* _THE PROBLEM_
Every record below should be printed exactly as it appears.

─── EXTRACTED MATERIAL

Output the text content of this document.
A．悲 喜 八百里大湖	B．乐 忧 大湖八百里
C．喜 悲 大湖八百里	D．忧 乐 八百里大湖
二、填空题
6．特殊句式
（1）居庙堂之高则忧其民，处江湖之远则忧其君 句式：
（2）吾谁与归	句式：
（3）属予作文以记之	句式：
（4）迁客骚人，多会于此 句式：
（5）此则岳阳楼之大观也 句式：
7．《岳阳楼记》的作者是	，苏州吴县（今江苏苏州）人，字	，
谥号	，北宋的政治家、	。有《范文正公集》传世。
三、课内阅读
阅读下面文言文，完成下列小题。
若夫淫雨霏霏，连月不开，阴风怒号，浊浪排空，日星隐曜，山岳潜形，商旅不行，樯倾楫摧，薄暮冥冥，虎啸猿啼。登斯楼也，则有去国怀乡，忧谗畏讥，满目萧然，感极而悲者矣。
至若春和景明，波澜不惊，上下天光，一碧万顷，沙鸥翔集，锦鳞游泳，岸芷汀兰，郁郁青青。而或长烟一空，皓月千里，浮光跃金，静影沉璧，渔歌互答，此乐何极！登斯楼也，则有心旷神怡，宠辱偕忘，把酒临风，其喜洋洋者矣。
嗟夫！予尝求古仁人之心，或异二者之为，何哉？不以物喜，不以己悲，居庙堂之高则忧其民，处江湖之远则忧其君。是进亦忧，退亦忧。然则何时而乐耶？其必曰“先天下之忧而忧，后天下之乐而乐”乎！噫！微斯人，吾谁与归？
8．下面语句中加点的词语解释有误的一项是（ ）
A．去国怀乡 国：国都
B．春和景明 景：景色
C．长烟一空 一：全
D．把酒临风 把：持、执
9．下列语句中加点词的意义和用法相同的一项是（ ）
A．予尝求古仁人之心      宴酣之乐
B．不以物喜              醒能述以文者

──────

* _IN RESPONSE_
Output the text content of this document.
A．悲 喜 八百里大湖	B．乐 忧 大湖八百里
C．喜 悲 大湖八百里	D．忧 乐 八百里大湖
二、填空题
6．特殊句式
（1）居庙堂之高则忧其民，处江湖之远则忧其君 句式：
（2）吾谁与归	句式：
（3）属予作文以记之	句式：
（4）迁客骚人，多会于此 句式：
（5）此则岳阳楼之大观也 句式：
7．《岳阳楼记》的作者是	，苏州吴县（今江苏苏州）人，字	，
谥号	，北宋的政治家、	。有《范文正公集》传世。
三、课内阅读
阅读下面文言文，完成下列小题。
若夫淫雨霏霏，连月不开，阴风怒号，浊浪排空，日星隐曜，山岳潜形，商旅不行，樯倾楫摧，薄暮冥冥，虎啸猿啼。登斯楼也，则有去国怀乡，忧谗畏讥，满目萧然，感极而悲者矣。
至若春和景明，波澜不惊，上下天光，一碧万顷，沙鸥翔集，锦鳞游泳，岸芷汀兰，郁郁青青。而或长烟一空，皓月千里，浮光跃金，静影沉璧，渔歌互答，此乐何极！登斯楼也，则有心旷神怡，宠辱偕忘，把酒临风，其喜洋洋者矣。
嗟夫！予尝求古仁人之心，或异二者之为，何哉？不以物喜，不以己悲，居庙堂之高则忧其民，处江湖之远则忧其君。是进亦忧，退亦忧。然则何时而乐耶？其必曰“先天下之忧而忧，后天下之乐而乐”乎！噫！微斯人，吾谁与归？
8．下面语句中加点的词语解释有误的一项是（ ）
A．去国怀乡 国：国都
B．春和景明 景：景色
C．长烟一空 一：全
D．把酒临风 把：持、执
9．下列语句中加点词的意义和用法相同的一项是（ ）
A．予尝求古仁人之心      宴酣之乐
B．不以物喜              醒能述以文者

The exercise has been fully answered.